Stored data
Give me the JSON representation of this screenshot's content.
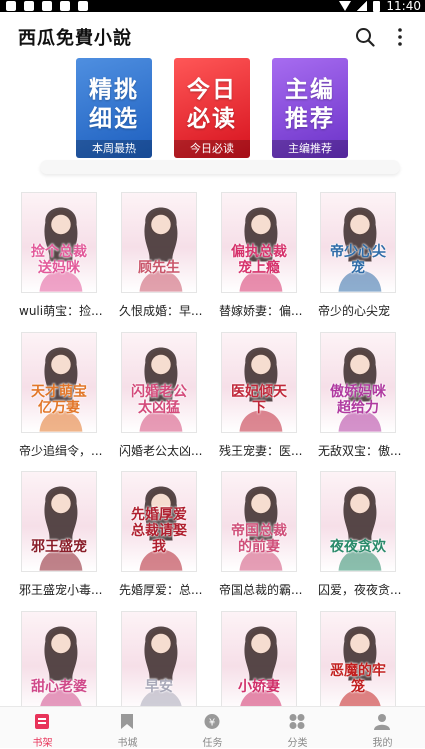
{
  "status_bar": {
    "time": "11:40"
  },
  "header": {
    "title": "西瓜免費小說"
  },
  "banners": [
    {
      "big": "精挑细选",
      "caption": "本周最热",
      "color": "#2a6cc8"
    },
    {
      "big": "今日必读",
      "caption": "今日必读",
      "color": "#e01f2a"
    },
    {
      "big": "主编推荐",
      "caption": "主编推荐",
      "color": "#7a3cd6"
    }
  ],
  "books": [
    {
      "label": "wuli萌宝：捡...",
      "cover_text": "捡个总裁送妈咪",
      "cover_color": "#e25a9a"
    },
    {
      "label": "久恨成婚：早...",
      "cover_text": "顾先生",
      "cover_color": "#c9556a"
    },
    {
      "label": "替嫁娇妻：偏...",
      "cover_text": "偏执总裁宠上瘾",
      "cover_color": "#d6336c"
    },
    {
      "label": "帝少的心尖宠",
      "cover_text": "帝少心尖宠",
      "cover_color": "#2f6ca8"
    },
    {
      "label": "帝少追缉令，...",
      "cover_text": "天才萌宝亿万妻",
      "cover_color": "#e2772a"
    },
    {
      "label": "闪婚老公太凶...",
      "cover_text": "闪婚老公太凶猛",
      "cover_color": "#d34a7a"
    },
    {
      "label": "残王宠妻：医...",
      "cover_text": "医妃倾天下",
      "cover_color": "#c0283a"
    },
    {
      "label": "无敌双宝：傲...",
      "cover_text": "傲娇妈咪超给力",
      "cover_color": "#b03aa0"
    },
    {
      "label": "邪王盛宠小毒...",
      "cover_text": "邪王盛宠",
      "cover_color": "#8a1e2a"
    },
    {
      "label": "先婚厚爱：总...",
      "cover_text": "先婚厚爱总裁请娶我",
      "cover_color": "#b02030"
    },
    {
      "label": "帝国总裁的霸...",
      "cover_text": "帝国总裁的前妻",
      "cover_color": "#d0507a"
    },
    {
      "label": "囚爱，夜夜贪...",
      "cover_text": "夜夜贪欢",
      "cover_color": "#2a8a6a"
    },
    {
      "label": "",
      "cover_text": "甜心老婆",
      "cover_color": "#d04a8a"
    },
    {
      "label": "",
      "cover_text": "早安",
      "cover_color": "#a8a8b8"
    },
    {
      "label": "",
      "cover_text": "小娇妻",
      "cover_color": "#d0306a"
    },
    {
      "label": "",
      "cover_text": "恶魔的牢笼",
      "cover_color": "#c22020"
    }
  ],
  "tabs": [
    {
      "label": "书架",
      "icon": "bookshelf-icon",
      "active": true
    },
    {
      "label": "书城",
      "icon": "bookmark-icon",
      "active": false
    },
    {
      "label": "任务",
      "icon": "coin-icon",
      "active": false
    },
    {
      "label": "分类",
      "icon": "grid-icon",
      "active": false
    },
    {
      "label": "我的",
      "icon": "profile-icon",
      "active": false
    }
  ]
}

§ **TASK REQUIREMENTS**
Look over the listing above. Pick out and copy every line that includes "caption".

§ **THE RESULT**
      "caption": "本周最热",
      "caption": "今日必读",
      "caption": "主编推荐",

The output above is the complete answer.